[Dataset records on visual material]
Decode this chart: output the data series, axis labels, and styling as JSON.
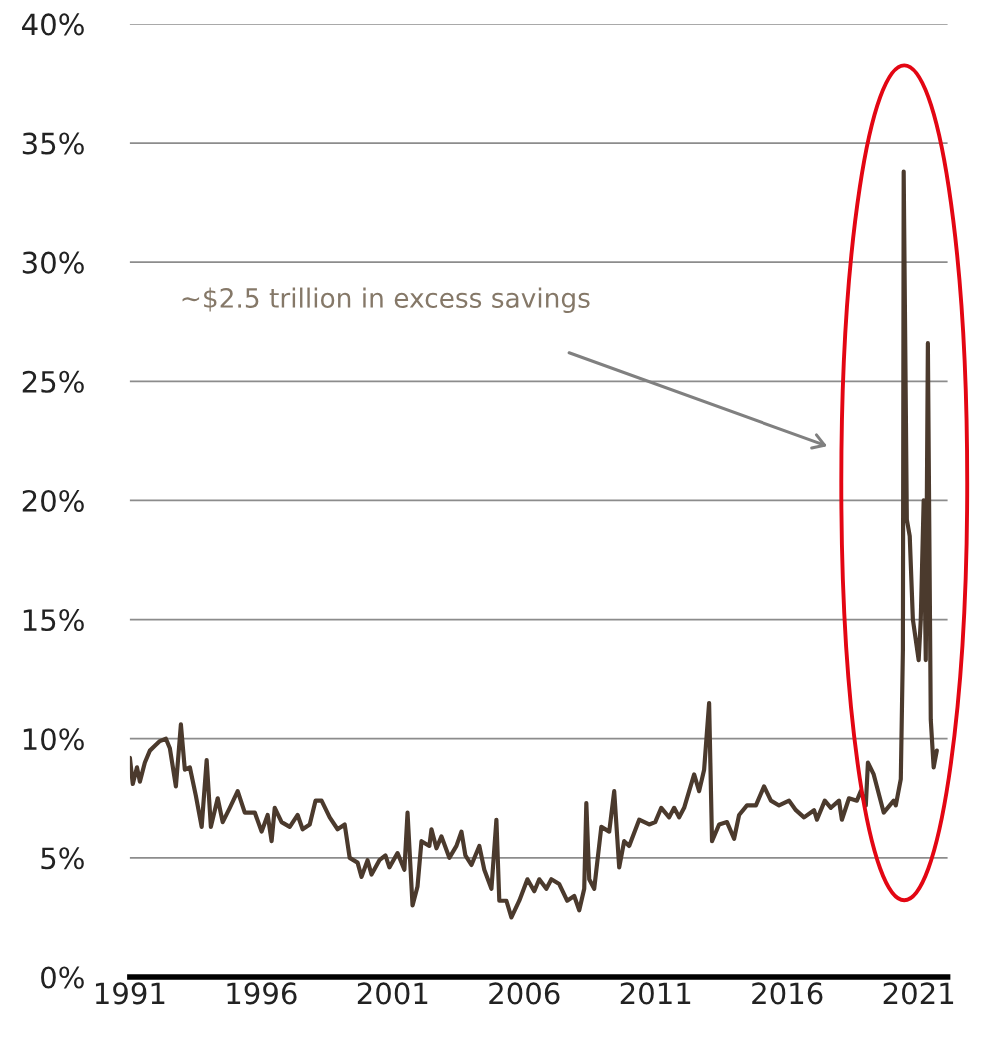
{
  "chart_data": {
    "type": "line",
    "x": [
      1991.0,
      1991.11,
      1991.27,
      1991.38,
      1991.57,
      1991.76,
      1991.95,
      1992.14,
      1992.37,
      1992.52,
      1992.75,
      1992.94,
      1993.09,
      1993.28,
      1993.51,
      1993.73,
      1993.92,
      1994.08,
      1994.34,
      1994.53,
      1994.8,
      1995.1,
      1995.37,
      1995.75,
      1996.01,
      1996.24,
      1996.39,
      1996.51,
      1996.77,
      1997.08,
      1997.38,
      1997.57,
      1997.84,
      1998.06,
      1998.29,
      1998.6,
      1998.9,
      1999.17,
      1999.36,
      1999.66,
      1999.81,
      2000.04,
      2000.19,
      2000.49,
      2000.72,
      2000.87,
      2001.18,
      2001.44,
      2001.56,
      2001.75,
      2001.94,
      2002.09,
      2002.39,
      2002.47,
      2002.66,
      2002.85,
      2003.15,
      2003.42,
      2003.61,
      2003.76,
      2003.99,
      2004.29,
      2004.48,
      2004.75,
      2004.94,
      2005.05,
      2005.32,
      2005.51,
      2005.81,
      2006.12,
      2006.38,
      2006.57,
      2006.84,
      2007.03,
      2007.33,
      2007.63,
      2007.9,
      2008.09,
      2008.28,
      2008.36,
      2008.47,
      2008.66,
      2008.93,
      2009.23,
      2009.42,
      2009.61,
      2009.8,
      2009.99,
      2010.37,
      2010.75,
      2010.98,
      2011.21,
      2011.51,
      2011.7,
      2011.89,
      2012.08,
      2012.27,
      2012.46,
      2012.65,
      2012.84,
      2013.03,
      2013.14,
      2013.41,
      2013.71,
      2013.98,
      2014.17,
      2014.47,
      2014.81,
      2015.12,
      2015.38,
      2015.69,
      2016.07,
      2016.33,
      2016.64,
      2017.02,
      2017.13,
      2017.43,
      2017.66,
      2017.97,
      2018.08,
      2018.35,
      2018.65,
      2018.8,
      2018.99,
      2019.07,
      2019.29,
      2019.67,
      2020.05,
      2020.13,
      2020.32,
      2020.4,
      2020.43,
      2020.55,
      2020.66,
      2020.78,
      2021.0,
      2021.08,
      2021.19,
      2021.27,
      2021.35,
      2021.46,
      2021.57,
      2021.69
    ],
    "series": [
      {
        "color": "#4b3a2d",
        "values": [
          9.2,
          8.1,
          8.8,
          8.2,
          9.0,
          9.5,
          9.7,
          9.9,
          10.0,
          9.6,
          8.0,
          10.6,
          8.7,
          8.8,
          7.6,
          6.3,
          9.1,
          6.3,
          7.5,
          6.5,
          7.1,
          7.8,
          6.9,
          6.9,
          6.1,
          6.8,
          5.7,
          7.1,
          6.5,
          6.3,
          6.8,
          6.2,
          6.4,
          7.4,
          7.4,
          6.7,
          6.2,
          6.4,
          5.0,
          4.8,
          4.2,
          4.9,
          4.3,
          4.9,
          5.1,
          4.6,
          5.2,
          4.5,
          6.9,
          3.0,
          3.8,
          5.7,
          5.5,
          6.2,
          5.4,
          5.9,
          5.0,
          5.5,
          6.1,
          5.1,
          4.7,
          5.5,
          4.5,
          3.7,
          6.6,
          3.2,
          3.2,
          2.5,
          3.2,
          4.1,
          3.6,
          4.1,
          3.7,
          4.1,
          3.9,
          3.2,
          3.4,
          2.8,
          3.7,
          7.3,
          4.1,
          3.7,
          6.3,
          6.1,
          7.8,
          4.6,
          5.7,
          5.5,
          6.6,
          6.4,
          6.5,
          7.1,
          6.7,
          7.1,
          6.7,
          7.1,
          7.8,
          8.5,
          7.8,
          8.7,
          11.5,
          5.7,
          6.4,
          6.5,
          5.8,
          6.8,
          7.2,
          7.2,
          8.0,
          7.4,
          7.2,
          7.4,
          7.0,
          6.7,
          7.0,
          6.6,
          7.4,
          7.1,
          7.4,
          6.6,
          7.5,
          7.4,
          7.8,
          7.2,
          9.0,
          8.5,
          6.9,
          7.4,
          7.2,
          8.3,
          13.7,
          33.8,
          19.2,
          18.5,
          15.0,
          13.3,
          15.0,
          20.0,
          13.3,
          26.6,
          10.8,
          8.8,
          9.5
        ]
      }
    ],
    "xlim": [
      1991,
      2022.1
    ],
    "xticks": [
      1991,
      1996,
      2001,
      2006,
      2011,
      2016,
      2021
    ],
    "ylim": [
      0,
      40
    ],
    "yticks": [
      {
        "value": 0,
        "label": "0%"
      },
      {
        "value": 5,
        "label": "5%"
      },
      {
        "value": 10,
        "label": "10%"
      },
      {
        "value": 15,
        "label": "15%"
      },
      {
        "value": 20,
        "label": "20%"
      },
      {
        "value": 25,
        "label": "25%"
      },
      {
        "value": 30,
        "label": "30%"
      },
      {
        "value": 35,
        "label": "35%"
      },
      {
        "value": 40,
        "label": "40%"
      }
    ],
    "grid": "y",
    "annotations": [
      "~$2.5 trillion in excess savings"
    ],
    "legend": false,
    "marker": "none",
    "line_style": "solid"
  }
}
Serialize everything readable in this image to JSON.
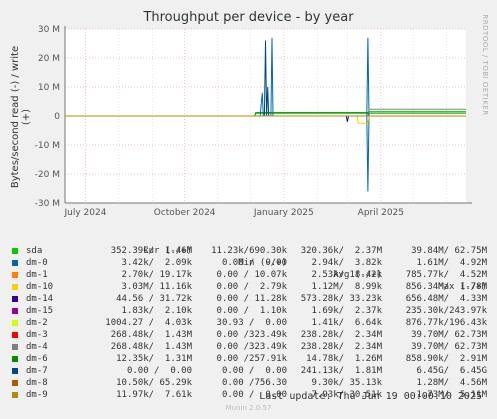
{
  "chart_data": {
    "type": "line",
    "title": "Throughput per device - by year",
    "ylabel": "Bytes/second read (-) / write (+)",
    "ylim": [
      -30000000,
      30000000
    ],
    "yticks": [
      {
        "v": 30000000,
        "label": "30 M"
      },
      {
        "v": 20000000,
        "label": "20 M"
      },
      {
        "v": 10000000,
        "label": "10 M"
      },
      {
        "v": 0,
        "label": "0"
      },
      {
        "v": -10000000,
        "label": "-10 M"
      },
      {
        "v": -20000000,
        "label": "-20 M"
      },
      {
        "v": -30000000,
        "label": "-30 M"
      }
    ],
    "xlim": [
      "2024-06-12",
      "2025-06-19"
    ],
    "xticks": [
      {
        "date": "2024-07-01",
        "label": "July 2024"
      },
      {
        "date": "2024-10-01",
        "label": "October 2024"
      },
      {
        "date": "2025-01-01",
        "label": "January 2025"
      },
      {
        "date": "2025-04-01",
        "label": "April 2025"
      }
    ],
    "series": [
      {
        "name": "sda",
        "color": "#00cc00",
        "write": [
          [
            "2024-06-12",
            0
          ],
          [
            "2024-12-05",
            0
          ],
          [
            "2024-12-06",
            1200000
          ],
          [
            "2025-03-20",
            1200000
          ],
          [
            "2025-03-21",
            1500000
          ],
          [
            "2025-06-19",
            1500000
          ]
        ],
        "read": [
          [
            "2024-06-12",
            0
          ],
          [
            "2025-06-19",
            0
          ]
        ]
      },
      {
        "name": "dm-0",
        "color": "#0066b3",
        "write": [
          [
            "2024-06-12",
            0
          ],
          [
            "2024-12-10",
            0
          ],
          [
            "2024-12-12",
            8000000
          ],
          [
            "2024-12-13",
            0
          ],
          [
            "2024-12-20",
            0
          ],
          [
            "2024-12-21",
            27000000
          ],
          [
            "2024-12-22",
            0
          ],
          [
            "2025-03-19",
            0
          ],
          [
            "2025-03-20",
            27000000
          ],
          [
            "2025-03-21",
            0
          ],
          [
            "2025-06-19",
            0
          ]
        ],
        "read": [
          [
            "2024-06-12",
            0
          ],
          [
            "2025-03-19",
            0
          ],
          [
            "2025-03-20",
            -26000000
          ],
          [
            "2025-03-21",
            0
          ],
          [
            "2025-06-19",
            0
          ]
        ]
      },
      {
        "name": "dm-1",
        "color": "#ff8000",
        "write": [
          [
            "2024-06-12",
            0
          ],
          [
            "2025-06-19",
            0
          ]
        ],
        "read": [
          [
            "2024-06-12",
            0
          ],
          [
            "2025-06-19",
            0
          ]
        ]
      },
      {
        "name": "dm-10",
        "color": "#ffcc00",
        "write": [
          [
            "2024-06-12",
            0
          ],
          [
            "2025-06-19",
            0
          ]
        ],
        "read": [
          [
            "2024-06-12",
            0
          ],
          [
            "2025-03-10",
            0
          ],
          [
            "2025-03-11",
            -2500000
          ],
          [
            "2025-03-20",
            -2500000
          ],
          [
            "2025-03-21",
            0
          ],
          [
            "2025-06-19",
            0
          ]
        ]
      },
      {
        "name": "dm-14",
        "color": "#330099",
        "write": [
          [
            "2024-06-12",
            0
          ],
          [
            "2025-06-19",
            0
          ]
        ],
        "read": [
          [
            "2024-06-12",
            0
          ],
          [
            "2025-02-28",
            0
          ],
          [
            "2025-03-01",
            -2000000
          ],
          [
            "2025-03-02",
            0
          ],
          [
            "2025-06-19",
            0
          ]
        ]
      },
      {
        "name": "dm-15",
        "color": "#990099",
        "write": [
          [
            "2024-06-12",
            0
          ],
          [
            "2025-06-19",
            0
          ]
        ],
        "read": [
          [
            "2024-06-12",
            0
          ],
          [
            "2025-06-19",
            0
          ]
        ]
      },
      {
        "name": "dm-2",
        "color": "#ccff00",
        "write": [
          [
            "2024-06-12",
            0
          ],
          [
            "2025-06-19",
            0
          ]
        ],
        "read": [
          [
            "2024-06-12",
            0
          ],
          [
            "2025-06-19",
            0
          ]
        ]
      },
      {
        "name": "dm-3",
        "color": "#ff0000",
        "write": [
          [
            "2024-06-12",
            0
          ],
          [
            "2025-06-19",
            0
          ]
        ],
        "read": [
          [
            "2024-06-12",
            0
          ],
          [
            "2025-06-19",
            0
          ]
        ]
      },
      {
        "name": "dm-4",
        "color": "#808080",
        "write": [
          [
            "2024-06-12",
            0
          ],
          [
            "2025-03-20",
            0
          ],
          [
            "2025-03-21",
            2300000
          ],
          [
            "2025-06-19",
            2300000
          ]
        ],
        "read": [
          [
            "2024-06-12",
            0
          ],
          [
            "2025-06-19",
            0
          ]
        ]
      },
      {
        "name": "dm-6",
        "color": "#008f00",
        "write": [
          [
            "2024-06-12",
            0
          ],
          [
            "2024-12-05",
            0
          ],
          [
            "2024-12-06",
            1000000
          ],
          [
            "2025-06-19",
            1000000
          ]
        ],
        "read": [
          [
            "2024-06-12",
            0
          ],
          [
            "2025-06-19",
            0
          ]
        ]
      },
      {
        "name": "dm-7",
        "color": "#00487d",
        "write": [
          [
            "2024-06-12",
            0
          ],
          [
            "2024-12-14",
            0
          ],
          [
            "2024-12-15",
            26000000
          ],
          [
            "2024-12-16",
            0
          ],
          [
            "2024-12-17",
            10000000
          ],
          [
            "2024-12-18",
            0
          ],
          [
            "2025-06-19",
            0
          ]
        ],
        "read": [
          [
            "2024-06-12",
            0
          ],
          [
            "2025-06-19",
            0
          ]
        ]
      },
      {
        "name": "dm-8",
        "color": "#b35a00",
        "write": [
          [
            "2024-06-12",
            0
          ],
          [
            "2025-06-19",
            0
          ]
        ],
        "read": [
          [
            "2024-06-12",
            0
          ],
          [
            "2025-06-19",
            0
          ]
        ]
      },
      {
        "name": "dm-9",
        "color": "#b38f00",
        "write": [
          [
            "2024-06-12",
            0
          ],
          [
            "2025-06-19",
            0
          ]
        ],
        "read": [
          [
            "2024-06-12",
            0
          ],
          [
            "2025-06-19",
            0
          ]
        ]
      }
    ]
  },
  "side_label": "RRDTOOL / TOBI OETIKER",
  "legend": {
    "headers": {
      "cur": "Cur (-/+)",
      "min": "Min (-/+)",
      "avg": "Avg (-/+)",
      "max": "Max (-/+)"
    },
    "rows": [
      {
        "name": "sda",
        "color": "#00cc00",
        "cur": "352.39k/  1.46M",
        "min": "11.23k/690.30k",
        "avg": "320.36k/  2.37M",
        "max": "39.84M/ 62.75M"
      },
      {
        "name": "dm-0",
        "color": "#0066b3",
        "cur": "3.42k/  2.09k",
        "min": "0.00 /  0.00",
        "avg": "2.94k/  3.82k",
        "max": "1.61M/  4.92M"
      },
      {
        "name": "dm-1",
        "color": "#ff8000",
        "cur": "2.70k/ 19.17k",
        "min": "0.00 / 10.07k",
        "avg": "2.53k/ 18.42k",
        "max": "785.77k/  4.52M"
      },
      {
        "name": "dm-10",
        "color": "#ffcc00",
        "cur": "3.03M/ 11.16k",
        "min": "0.00 /  2.79k",
        "avg": "1.12M/  8.99k",
        "max": "856.34M/  1.78M"
      },
      {
        "name": "dm-14",
        "color": "#330099",
        "cur": "44.56 / 31.72k",
        "min": "0.00 / 11.28k",
        "avg": "573.28k/ 33.23k",
        "max": "656.48M/  4.33M"
      },
      {
        "name": "dm-15",
        "color": "#990099",
        "cur": "1.83k/  2.10k",
        "min": "0.00 /  1.10k",
        "avg": "1.69k/  2.37k",
        "max": "235.30k/243.97k"
      },
      {
        "name": "dm-2",
        "color": "#ccff00",
        "cur": "1004.27 /  4.03k",
        "min": "30.93 /  0.00",
        "avg": "1.41k/  6.64k",
        "max": "876.77k/196.43k"
      },
      {
        "name": "dm-3",
        "color": "#ff0000",
        "cur": "268.48k/  1.43M",
        "min": "0.00 /323.49k",
        "avg": "238.28k/  2.34M",
        "max": "39.70M/ 62.73M"
      },
      {
        "name": "dm-4",
        "color": "#808080",
        "cur": "268.48k/  1.43M",
        "min": "0.00 /323.49k",
        "avg": "238.28k/  2.34M",
        "max": "39.70M/ 62.73M"
      },
      {
        "name": "dm-6",
        "color": "#008f00",
        "cur": "12.35k/  1.31M",
        "min": "0.00 /257.91k",
        "avg": "14.78k/  1.26M",
        "max": "858.90k/  2.91M"
      },
      {
        "name": "dm-7",
        "color": "#00487d",
        "cur": "0.00 /  0.00",
        "min": "0.00 /  0.00",
        "avg": "241.13k/  1.81M",
        "max": "6.45G/  6.45G"
      },
      {
        "name": "dm-8",
        "color": "#b35a00",
        "cur": "10.50k/ 65.29k",
        "min": "0.00 /756.30",
        "avg": "9.30k/ 35.13k",
        "max": "1.28M/  4.56M"
      },
      {
        "name": "dm-9",
        "color": "#b38f00",
        "cur": "11.97k/  7.61k",
        "min": "0.00 /  0.00",
        "avg": "7.93k/ 30.51k",
        "max": "1.73M/  5.11M"
      }
    ]
  },
  "last_update": "Last update: Thu Jun 19 00:00:10 2025",
  "version": "Munin 2.0.57"
}
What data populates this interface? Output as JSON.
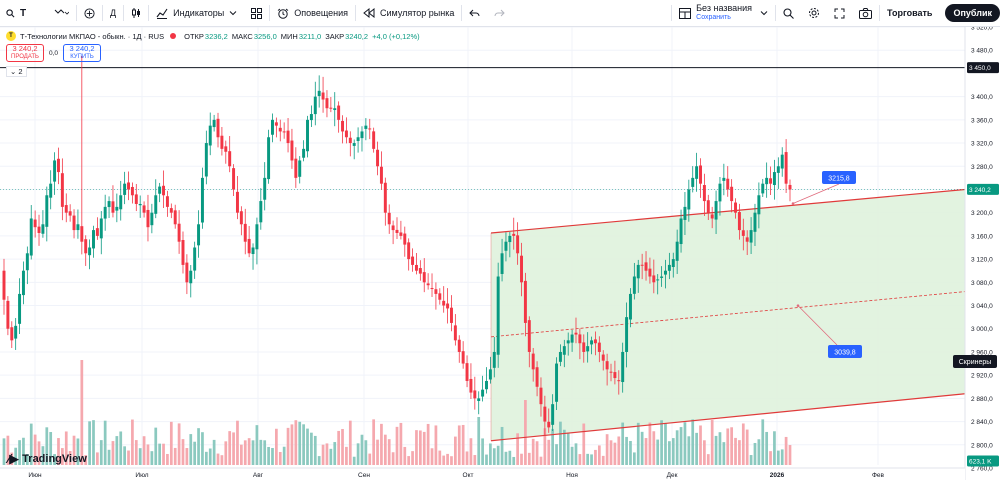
{
  "toolbar": {
    "symbol": "T",
    "interval": "Д",
    "indicators_label": "Индикаторы",
    "alerts_label": "Оповещения",
    "replay_label": "Симулятор рынка",
    "layout_name": "Без названия",
    "layout_saved": "Сохранить",
    "trade_label": "Торговать",
    "publish_label": "Опублик"
  },
  "legend": {
    "title": "Т-Технологии МКПАО - обыкн. · 1Д · RUS",
    "open_label": "ОТКР",
    "open": "3236,2",
    "high_label": "МАКС",
    "high": "3256,0",
    "low_label": "МИН",
    "low": "3211,0",
    "close_label": "ЗАКР",
    "close": "3240,2",
    "change": "+4,0 (+0,12%)",
    "sell_price": "3 240,2",
    "sell_label": "ПРОДАТЬ",
    "buy_price": "3 240,2",
    "buy_label": "КУПИТЬ",
    "spread": "0,0",
    "collapse_count": "2"
  },
  "branding": {
    "text": "TradingView"
  },
  "colors": {
    "up": "#089981",
    "down": "#f23645",
    "vol_up": "#8bc9bf",
    "vol_down": "#f5a8ae",
    "channel_line": "#e03a3a",
    "channel_fill": "#dff2dd",
    "label_blue": "#2962ff",
    "grid": "#f0f3fa"
  },
  "chart_data": {
    "type": "candlestick",
    "symbol": "Т-Технологии МКПАО - обыкн.",
    "interval": "1Д",
    "yaxis": {
      "ticks": [
        "3 520,0",
        "3 480,0",
        "3 400,0",
        "3 360,0",
        "3 320,0",
        "3 280,0",
        "3 240,0",
        "3 200,0",
        "3 160,0",
        "3 120,0",
        "3 080,0",
        "3 040,0",
        "3 000,0",
        "2 960,0",
        "2 920,0",
        "2 880,0",
        "2 840,0",
        "2 800,0",
        "2 760,0"
      ],
      "range": [
        2760,
        3520
      ]
    },
    "xaxis": {
      "ticks": [
        "Июн",
        "Июл",
        "Авг",
        "Сен",
        "Окт",
        "Ноя",
        "Дек",
        "2026",
        "Фев"
      ]
    },
    "last_price_label": "3 240,2",
    "high_line_label": "3 450,0",
    "volume_label": "623,1 K",
    "screener_label": "Скринеры",
    "channel": {
      "upper": [
        [
          491,
          3165
        ],
        [
          965,
          3240
        ]
      ],
      "lower": [
        [
          491,
          2807
        ],
        [
          965,
          2888
        ]
      ],
      "mid": [
        [
          491,
          2986
        ],
        [
          965,
          3064
        ]
      ]
    },
    "annotations": [
      {
        "text": "3215,8",
        "target_price": 3215.8
      },
      {
        "text": "3039,8",
        "target_price": 3039.8
      }
    ],
    "close_series": [
      3050,
      3000,
      2980,
      3005,
      3060,
      3100,
      3130,
      3190,
      3175,
      3165,
      3180,
      3230,
      3250,
      3290,
      3270,
      3210,
      3200,
      3195,
      3170,
      3180,
      3150,
      3130,
      3140,
      3170,
      3160,
      3190,
      3210,
      3220,
      3200,
      3210,
      3230,
      3250,
      3240,
      3230,
      3215,
      3215,
      3200,
      3175,
      3200,
      3230,
      3245,
      3230,
      3210,
      3200,
      3180,
      3150,
      3110,
      3080,
      3100,
      3140,
      3180,
      3260,
      3320,
      3350,
      3360,
      3330,
      3310,
      3305,
      3280,
      3240,
      3200,
      3180,
      3150,
      3130,
      3140,
      3180,
      3220,
      3260,
      3330,
      3360,
      3350,
      3340,
      3340,
      3320,
      3290,
      3260,
      3290,
      3310,
      3360,
      3370,
      3400,
      3410,
      3395,
      3380,
      3380,
      3380,
      3360,
      3340,
      3330,
      3320,
      3320,
      3330,
      3340,
      3350,
      3345,
      3310,
      3280,
      3250,
      3200,
      3180,
      3170,
      3165,
      3160,
      3145,
      3120,
      3110,
      3100,
      3095,
      3080,
      3075,
      3070,
      3060,
      3050,
      3040,
      3035,
      3010,
      2980,
      2960,
      2940,
      2910,
      2890,
      2880,
      2880,
      2895,
      2910,
      2930,
      2960,
      3090,
      3130,
      3150,
      3160,
      3160,
      3130,
      3080,
      3010,
      2960,
      2930,
      2900,
      2870,
      2840,
      2830,
      2870,
      2940,
      2960,
      2970,
      2980,
      2990,
      2990,
      2975,
      2960,
      2970,
      2980,
      2975,
      2960,
      2945,
      2930,
      2925,
      2915,
      2910,
      2960,
      3020,
      3060,
      3090,
      3110,
      3110,
      3100,
      3090,
      3080,
      3085,
      3090,
      3100,
      3110,
      3120,
      3150,
      3190,
      3210,
      3240,
      3260,
      3280,
      3250,
      3220,
      3200,
      3190,
      3220,
      3250,
      3260,
      3240,
      3220,
      3200,
      3170,
      3160,
      3150,
      3170,
      3200,
      3230,
      3250,
      3260,
      3250,
      3270,
      3280,
      3300,
      3250,
      3240
    ]
  }
}
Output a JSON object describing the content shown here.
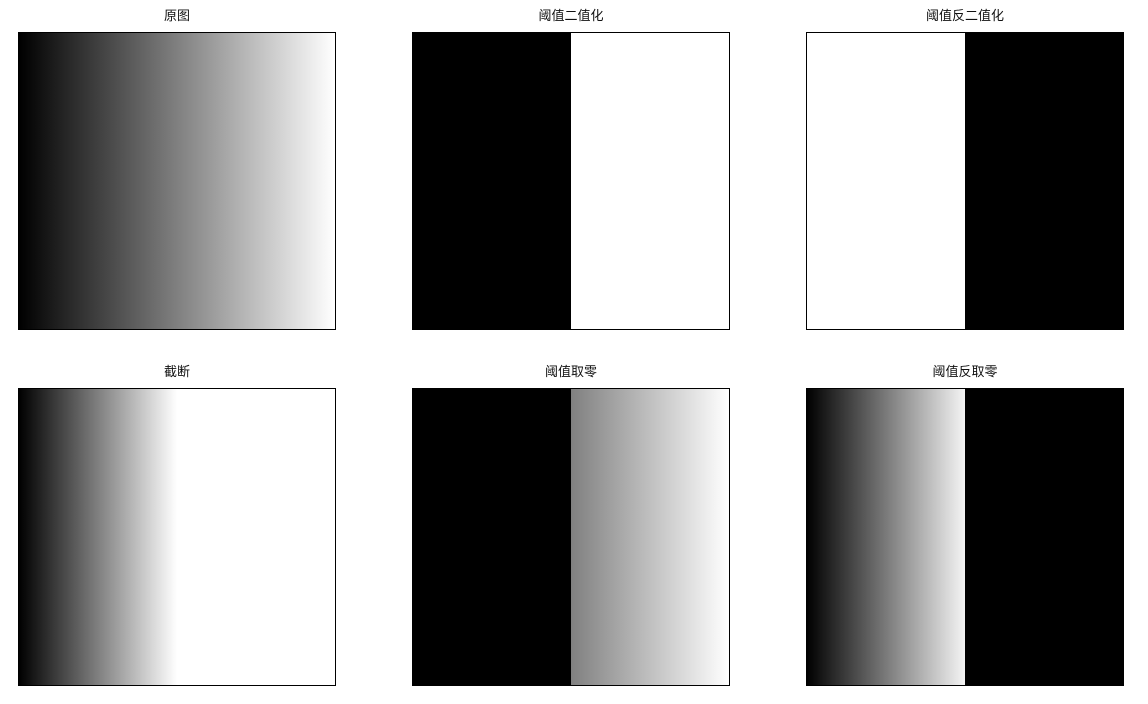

### Directions for this task
Gather each line of the listing containing the word "обыкн" and show it.

### Output of the task
    "title": "Т-Технологии МКПАО - обыкн. · 1Д · RUS",
    "symbol": "Т-Технологии МКПАО - обыкн.",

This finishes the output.